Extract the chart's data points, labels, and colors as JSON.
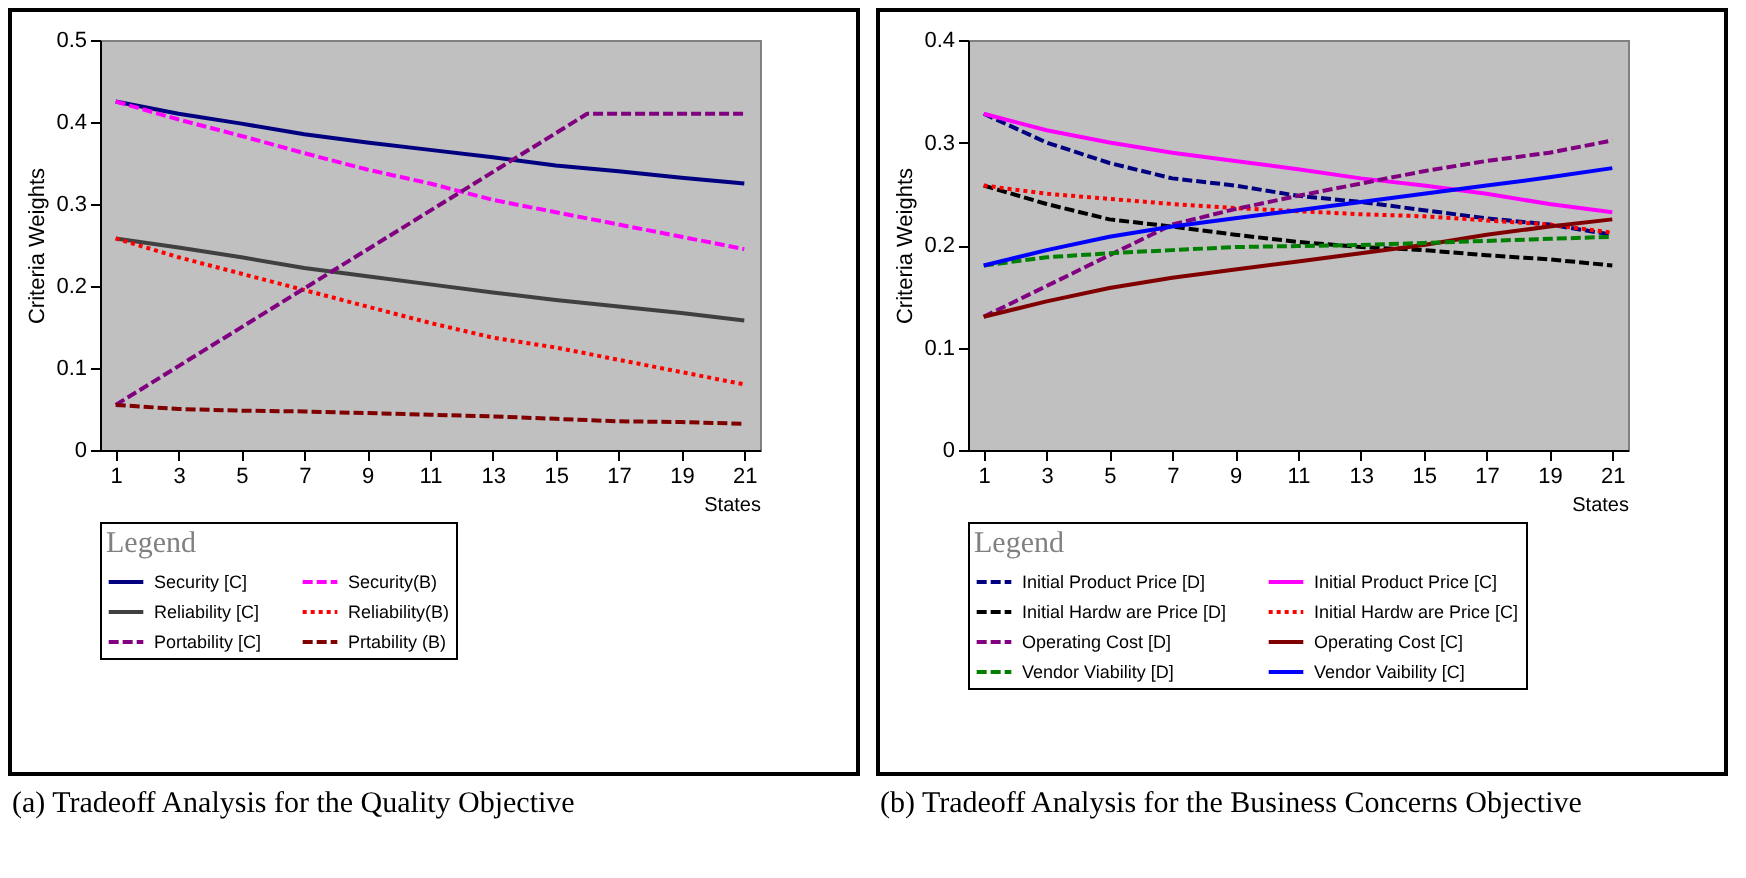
{
  "chart_data": [
    {
      "type": "line",
      "xlabel": "States",
      "ylabel": "Criteria Weights",
      "legend_title": "Legend",
      "legend": "bottom",
      "grid": false,
      "marker": "none",
      "annotations": [
        "(a) Tradeoff Analysis for the Quality Objective"
      ],
      "x": [
        1,
        3,
        5,
        7,
        9,
        11,
        13,
        15,
        17,
        19,
        21
      ],
      "xlim": [
        0.5,
        21.5
      ],
      "xticks": [
        1,
        3,
        5,
        7,
        9,
        11,
        13,
        15,
        17,
        19,
        21
      ],
      "ylim": [
        0,
        0.5
      ],
      "yticks": [
        0,
        0.1,
        0.2,
        0.3,
        0.4,
        0.5
      ],
      "series": [
        {
          "name": "Security [C]",
          "color": "#000080",
          "line_style": "solid",
          "values": [
            0.425,
            0.41,
            0.398,
            0.385,
            0.375,
            0.366,
            0.357,
            0.347,
            0.34,
            0.332,
            0.325
          ]
        },
        {
          "name": "Security(B)",
          "color": "#ff00ff",
          "line_style": "dashed",
          "values": [
            0.425,
            0.403,
            0.383,
            0.362,
            0.342,
            0.325,
            0.305,
            0.29,
            0.275,
            0.26,
            0.245
          ]
        },
        {
          "name": "Reliability [C]",
          "color": "#404040",
          "line_style": "solid",
          "values": [
            0.258,
            0.247,
            0.235,
            0.222,
            0.212,
            0.202,
            0.192,
            0.183,
            0.175,
            0.167,
            0.158
          ]
        },
        {
          "name": "Reliability(B)",
          "color": "#ff0000",
          "line_style": "dotted",
          "values": [
            0.258,
            0.235,
            0.215,
            0.195,
            0.175,
            0.155,
            0.137,
            0.125,
            0.11,
            0.095,
            0.08
          ]
        },
        {
          "name": "Portability [C]",
          "color": "#800080",
          "line_style": "dashed",
          "x": [
            1,
            16,
            21
          ],
          "values": [
            0.055,
            0.41,
            0.41
          ]
        },
        {
          "name": "Prtability (B)",
          "color": "#800000",
          "line_style": "dashed",
          "values": [
            0.055,
            0.05,
            0.048,
            0.047,
            0.045,
            0.043,
            0.041,
            0.038,
            0.035,
            0.034,
            0.032
          ]
        }
      ]
    },
    {
      "type": "line",
      "xlabel": "States",
      "ylabel": "Criteria  Weights",
      "legend_title": "Legend",
      "legend": "bottom",
      "grid": false,
      "marker": "none",
      "annotations": [
        "(b) Tradeoff Analysis for the Business Concerns Objective"
      ],
      "x": [
        1,
        3,
        5,
        7,
        9,
        11,
        13,
        15,
        17,
        19,
        21
      ],
      "xlim": [
        0.5,
        21.5
      ],
      "xticks": [
        1,
        3,
        5,
        7,
        9,
        11,
        13,
        15,
        17,
        19,
        21
      ],
      "ylim": [
        0,
        0.4
      ],
      "yticks": [
        0,
        0.1,
        0.2,
        0.3,
        0.4
      ],
      "series": [
        {
          "name": "Initial Product Price [D]",
          "color": "#000080",
          "line_style": "dashed",
          "values": [
            0.328,
            0.3,
            0.28,
            0.265,
            0.258,
            0.248,
            0.242,
            0.234,
            0.226,
            0.22,
            0.21
          ]
        },
        {
          "name": "Initial Product Price [C]",
          "color": "#ff00ff",
          "line_style": "solid",
          "values": [
            0.328,
            0.312,
            0.3,
            0.29,
            0.282,
            0.274,
            0.265,
            0.258,
            0.25,
            0.24,
            0.232
          ]
        },
        {
          "name": "Initial Hardw are Price [D]",
          "color": "#000000",
          "line_style": "dashed",
          "values": [
            0.258,
            0.24,
            0.225,
            0.218,
            0.21,
            0.203,
            0.198,
            0.195,
            0.19,
            0.186,
            0.18
          ]
        },
        {
          "name": "Initial Hardw are Price [C]",
          "color": "#ff0000",
          "line_style": "dotted",
          "values": [
            0.258,
            0.25,
            0.245,
            0.24,
            0.236,
            0.233,
            0.23,
            0.228,
            0.224,
            0.22,
            0.212
          ]
        },
        {
          "name": "Operating Cost [D]",
          "color": "#800080",
          "line_style": "dashed",
          "values": [
            0.13,
            0.16,
            0.19,
            0.22,
            0.235,
            0.248,
            0.26,
            0.272,
            0.282,
            0.29,
            0.302
          ]
        },
        {
          "name": "Operating Cost [C]",
          "color": "#800000",
          "line_style": "solid",
          "values": [
            0.13,
            0.145,
            0.158,
            0.168,
            0.176,
            0.184,
            0.192,
            0.2,
            0.21,
            0.218,
            0.225
          ]
        },
        {
          "name": "Vendor Viability [D]",
          "color": "#008000",
          "line_style": "dashed",
          "values": [
            0.18,
            0.188,
            0.192,
            0.195,
            0.198,
            0.199,
            0.2,
            0.202,
            0.204,
            0.206,
            0.208
          ]
        },
        {
          "name": "Vendor Vaibility [C]",
          "color": "#0000ff",
          "line_style": "solid",
          "values": [
            0.18,
            0.195,
            0.208,
            0.218,
            0.226,
            0.234,
            0.242,
            0.25,
            0.258,
            0.266,
            0.275
          ]
        }
      ]
    }
  ]
}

=-=-=

Problem:
Every record above must be given again exactly; drop the pictures.

Full solution:
Extract the chart's data points, labels, and colors as JSON.
{
  "chart_data": [
    {
      "type": "line",
      "xlabel": "States",
      "ylabel": "Criteria Weights",
      "legend_title": "Legend",
      "legend": "bottom",
      "grid": false,
      "marker": "none",
      "annotations": [
        "(a) Tradeoff Analysis for the Quality Objective"
      ],
      "x": [
        1,
        3,
        5,
        7,
        9,
        11,
        13,
        15,
        17,
        19,
        21
      ],
      "xlim": [
        0.5,
        21.5
      ],
      "xticks": [
        1,
        3,
        5,
        7,
        9,
        11,
        13,
        15,
        17,
        19,
        21
      ],
      "ylim": [
        0,
        0.5
      ],
      "yticks": [
        0,
        0.1,
        0.2,
        0.3,
        0.4,
        0.5
      ],
      "series": [
        {
          "name": "Security [C]",
          "color": "#000080",
          "line_style": "solid",
          "values": [
            0.425,
            0.41,
            0.398,
            0.385,
            0.375,
            0.366,
            0.357,
            0.347,
            0.34,
            0.332,
            0.325
          ]
        },
        {
          "name": "Security(B)",
          "color": "#ff00ff",
          "line_style": "dashed",
          "values": [
            0.425,
            0.403,
            0.383,
            0.362,
            0.342,
            0.325,
            0.305,
            0.29,
            0.275,
            0.26,
            0.245
          ]
        },
        {
          "name": "Reliability [C]",
          "color": "#404040",
          "line_style": "solid",
          "values": [
            0.258,
            0.247,
            0.235,
            0.222,
            0.212,
            0.202,
            0.192,
            0.183,
            0.175,
            0.167,
            0.158
          ]
        },
        {
          "name": "Reliability(B)",
          "color": "#ff0000",
          "line_style": "dotted",
          "values": [
            0.258,
            0.235,
            0.215,
            0.195,
            0.175,
            0.155,
            0.137,
            0.125,
            0.11,
            0.095,
            0.08
          ]
        },
        {
          "name": "Portability [C]",
          "color": "#800080",
          "line_style": "dashed",
          "x": [
            1,
            16,
            21
          ],
          "values": [
            0.055,
            0.41,
            0.41
          ]
        },
        {
          "name": "Prtability (B)",
          "color": "#800000",
          "line_style": "dashed",
          "values": [
            0.055,
            0.05,
            0.048,
            0.047,
            0.045,
            0.043,
            0.041,
            0.038,
            0.035,
            0.034,
            0.032
          ]
        }
      ]
    },
    {
      "type": "line",
      "xlabel": "States",
      "ylabel": "Criteria  Weights",
      "legend_title": "Legend",
      "legend": "bottom",
      "grid": false,
      "marker": "none",
      "annotations": [
        "(b) Tradeoff Analysis for the Business Concerns Objective"
      ],
      "x": [
        1,
        3,
        5,
        7,
        9,
        11,
        13,
        15,
        17,
        19,
        21
      ],
      "xlim": [
        0.5,
        21.5
      ],
      "xticks": [
        1,
        3,
        5,
        7,
        9,
        11,
        13,
        15,
        17,
        19,
        21
      ],
      "ylim": [
        0,
        0.4
      ],
      "yticks": [
        0,
        0.1,
        0.2,
        0.3,
        0.4
      ],
      "series": [
        {
          "name": "Initial Product Price [D]",
          "color": "#000080",
          "line_style": "dashed",
          "values": [
            0.328,
            0.3,
            0.28,
            0.265,
            0.258,
            0.248,
            0.242,
            0.234,
            0.226,
            0.22,
            0.21
          ]
        },
        {
          "name": "Initial Product Price [C]",
          "color": "#ff00ff",
          "line_style": "solid",
          "values": [
            0.328,
            0.312,
            0.3,
            0.29,
            0.282,
            0.274,
            0.265,
            0.258,
            0.25,
            0.24,
            0.232
          ]
        },
        {
          "name": "Initial Hardw are Price [D]",
          "color": "#000000",
          "line_style": "dashed",
          "values": [
            0.258,
            0.24,
            0.225,
            0.218,
            0.21,
            0.203,
            0.198,
            0.195,
            0.19,
            0.186,
            0.18
          ]
        },
        {
          "name": "Initial Hardw are Price [C]",
          "color": "#ff0000",
          "line_style": "dotted",
          "values": [
            0.258,
            0.25,
            0.245,
            0.24,
            0.236,
            0.233,
            0.23,
            0.228,
            0.224,
            0.22,
            0.212
          ]
        },
        {
          "name": "Operating Cost [D]",
          "color": "#800080",
          "line_style": "dashed",
          "values": [
            0.13,
            0.16,
            0.19,
            0.22,
            0.235,
            0.248,
            0.26,
            0.272,
            0.282,
            0.29,
            0.302
          ]
        },
        {
          "name": "Operating Cost [C]",
          "color": "#800000",
          "line_style": "solid",
          "values": [
            0.13,
            0.145,
            0.158,
            0.168,
            0.176,
            0.184,
            0.192,
            0.2,
            0.21,
            0.218,
            0.225
          ]
        },
        {
          "name": "Vendor Viability [D]",
          "color": "#008000",
          "line_style": "dashed",
          "values": [
            0.18,
            0.188,
            0.192,
            0.195,
            0.198,
            0.199,
            0.2,
            0.202,
            0.204,
            0.206,
            0.208
          ]
        },
        {
          "name": "Vendor Vaibility [C]",
          "color": "#0000ff",
          "line_style": "solid",
          "values": [
            0.18,
            0.195,
            0.208,
            0.218,
            0.226,
            0.234,
            0.242,
            0.25,
            0.258,
            0.266,
            0.275
          ]
        }
      ]
    }
  ]
}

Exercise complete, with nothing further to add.